Галактика Гутенберга

Изглаживание тактильных качеств из жизни и речи способствовало «очищению» языка, к которому так стремилась эпоха Возрождения и которое отвергает наш электронный век


Рассмотрение главной темы ревностных поборников национализма в языковой сфере подводит нас к вопросу о том влиянии, которое оказало книгопечатание на язык, стремительно удалив из него следы его связи с тактильностью. Вплоть до девятнадцатого века было принято с гордостью говорить о неуклонной тенденции к «очищению» английского языка начиная с шестнадцатого столетия.

Действительно, в шестнадцатом веке существовало множество диалектов и провинциальных акцентов, сообщавших языку определенные тактильные качества и колорит звучания. Но уже в 1577 г. Холиншед с удовольствием отмечал, что, по сравнению с языком саксов, язык его времени стал гораздо изысканнее. Старый англосаксонский язык был

неуклюжим и грубым наречием, когда наша нация только возникла, но теперь, в нашу бытность, он стал гораздо более изысканным, легким, отшлифованным благодаря появлению новых и более мягких слов, и можно утверждать, что нет в наше время другого языка под солнцем, который бы обладал или мог обладать таким многообразием слов, выражений, фигур и оттенков красноречия, как наша английская речь.
########
• ЗАДАНИЯ:
(a) Изложите в двух предложениях основное содержание текста о влиянии книгопечатания на язык.
(b) Напишите продолжение текста о влиянии книгопечатания на язык, начиная сразу после его последнего предложения.

Записи размеченных областей:
########
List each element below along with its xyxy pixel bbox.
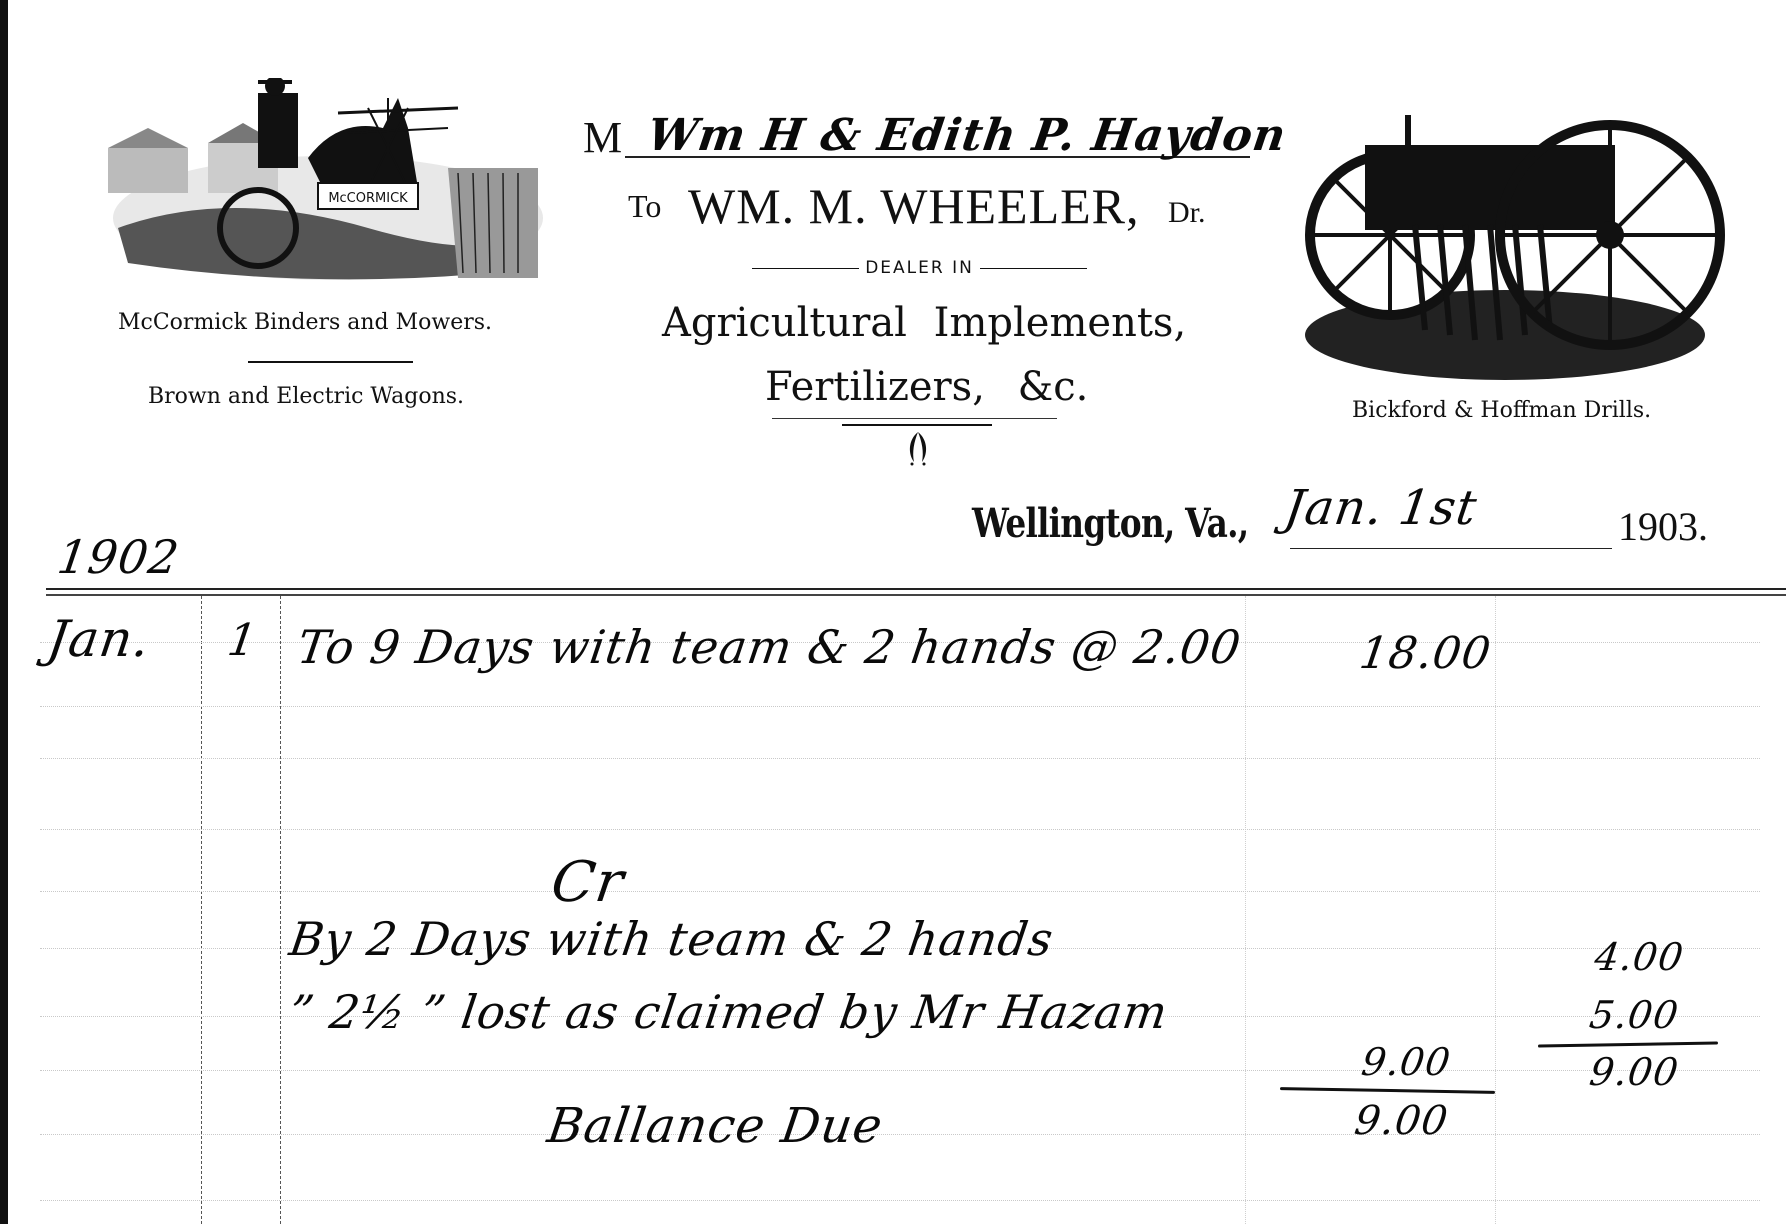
goods-line-2: Fertilizers, &c. — [765, 364, 1088, 410]
credit-total: 9.00 — [1587, 1050, 1682, 1094]
ledger-row-rule — [40, 706, 1760, 707]
ledger-row-rule — [40, 1200, 1760, 1201]
dealer-name: WM. M. WHEELER, — [688, 177, 1140, 235]
caption-drills: Bickford & Hoffman Drills. — [1352, 398, 1651, 423]
ledger-row-rule — [40, 1134, 1760, 1135]
balance-rule — [1280, 1087, 1495, 1094]
addressee-handwritten: Wm H & Edith P. Haydon — [644, 110, 1289, 161]
entry-day: 1 — [224, 615, 260, 666]
dealer-in-label: DEALER IN — [865, 258, 974, 278]
goods-line-1: Agricultural Implements, — [662, 300, 1186, 346]
credit-entry-amount: 4.00 — [1592, 935, 1687, 979]
ledger-row-rule — [40, 829, 1760, 830]
ledger-column-rule-cents — [1495, 596, 1496, 1224]
addressee-prefix: M — [583, 112, 622, 163]
date-line — [1290, 548, 1612, 549]
subtracted-amount: 9.00 — [1359, 1040, 1454, 1084]
divider-rule — [248, 361, 413, 363]
year-printed: 1903. — [1618, 503, 1708, 550]
caption-wagons: Brown and Electric Wagons. — [148, 384, 464, 409]
ledger-top-rule-2 — [46, 594, 1786, 596]
scan-edge — [0, 0, 8, 1224]
date-handwritten: Jan. 1st — [1281, 480, 1481, 536]
ledger-row-rule — [40, 891, 1760, 892]
credit-label: Cr — [547, 850, 628, 915]
balance-label: Ballance Due — [544, 1098, 886, 1154]
credit-entry-amount: 5.00 — [1587, 993, 1682, 1037]
ledger-column-rule-month — [201, 596, 202, 1224]
entry-month: Jan. — [44, 610, 154, 668]
credit-entry-description: ” 2½ ” lost as claimed by Mr Hazam — [286, 985, 1171, 1039]
mccormick-harvester-illustration: McCORMICK — [108, 78, 548, 283]
debtor-label: Dr. — [1168, 196, 1206, 230]
ledger-year: 1902 — [54, 530, 183, 584]
balance-amount: 9.00 — [1352, 1098, 1452, 1144]
header-rule-bold — [842, 424, 992, 426]
ledger-column-rule-day — [280, 596, 281, 1224]
leaf-ornament-icon — [904, 430, 932, 466]
ledger-column-rule-amount — [1245, 596, 1246, 1224]
caption-mccormick: McCormick Binders and Mowers. — [118, 310, 492, 335]
header-rule — [772, 418, 1057, 419]
place-label: Wellington, Va., — [972, 500, 1248, 547]
dealer-in-rule-right — [980, 268, 1087, 269]
credit-entry-description: By 2 Days with team & 2 hands — [286, 912, 1057, 966]
dealer-in-banner: DEALER IN — [752, 258, 1087, 278]
to-label: To — [628, 188, 661, 225]
dealer-in-rule-left — [752, 268, 859, 269]
entry-description: To 9 Days with team & 2 hands @ 2.00 — [294, 620, 1244, 674]
credit-sum-rule — [1538, 1041, 1718, 1047]
ledger-row-rule — [40, 758, 1760, 759]
entry-amount: 18.00 — [1356, 628, 1494, 679]
ledger-top-rule — [46, 588, 1786, 590]
ledger-row-rule — [40, 1070, 1760, 1071]
grain-drill-illustration — [1305, 95, 1725, 390]
svg-text:McCORMICK: McCORMICK — [328, 191, 408, 206]
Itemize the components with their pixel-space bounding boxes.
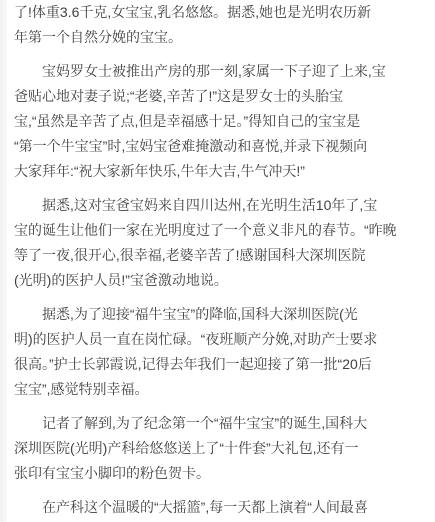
paragraph-2: 宝妈罗女士被推出产房的那一刻,家属一下子迎了上来,宝 爸贴心地对妻子说;“老婆,… [14,59,421,184]
paragraph-4: 据悉,为了迎接“福牛宝宝”的降临,国科大深圳医院(光 明)的医护人员一直在岗忙碌… [14,302,421,402]
paragraph-6: 在产科这个温暖的“大摇篮”,每一天都上演着“人间最喜 [14,495,421,520]
article-body: 了!体重3.6千克,女宝宝,乳名悠悠。据悉,她也是光明农历新 年第一个自然分娩的… [0,0,435,522]
paragraph-5: 记者了解到,为了纪念第一个“福牛宝宝”的诞生,国科大 深圳医院(光明)产科给悠悠… [14,411,421,486]
article-page: 了!体重3.6千克,女宝宝,乳名悠悠。据悉,她也是光明农历新 年第一个自然分娩的… [0,0,435,522]
paragraph-3: 据悉,这对宝爸宝妈来自四川达州,在光明生活10年了,宝 宝的诞生让他们一家在光明… [14,193,421,293]
paragraph-1: 了!体重3.6千克,女宝宝,乳名悠悠。据悉,她也是光明农历新 年第一个自然分娩的… [14,0,421,50]
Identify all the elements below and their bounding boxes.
########
• ОТВЕТЫ:
(a) Книгопечатание стремительно удалило из языка следы его связи с тактильностью, и вплоть до девятнадцатого века было принято с гордостью говорить о неуклонном «очищении» английского языка начиная с шестнадцатого столетия. Хотя в шестнадцатом веке существовало множество диалектов и провинциальных акцентов, придававших языку тактильные качества, уже в 1577 г. Холиншед отмечал, что язык его времени стал гораздо изысканнее, легче и отшлифованнее старого англосаксонского.

(b)
Изглаживание тактильных качеств из жизни и языка есть, бесспорно, фактор языковой «чистоты». Ибо тактильность — это модус взаимодействия и существования, но не разделения и линейной последовательности. Лишь с приходом прерафаэлитов и Хопкинса развернулась целенаправленная кампания за возрождение тактильных ценностей языка саксов. Впрочем, нельзя говорить обо всем сразу. Поэтому остановимся коротко на том влиянии, которое оказало книгопечатание на наши представления о пространстве и времени в течение следующих столетий.

После того как под влиянием книгопечатания категории количества и интенсивности переходят в ранг изолированных явлений, человек попадает в мир движения и обособленности. Во всех аспектах опыта и деятельности человека в целом акцент приходится на разделение функций, анализ компонентов и обособленность моментов времени. Ибо с обособлением визуальности утрачивается ощущение взаимодействия и способность воспринимать свет сквозь просвет в бытии. «Человеческая мысль перестает ощущать себя причастной вещам».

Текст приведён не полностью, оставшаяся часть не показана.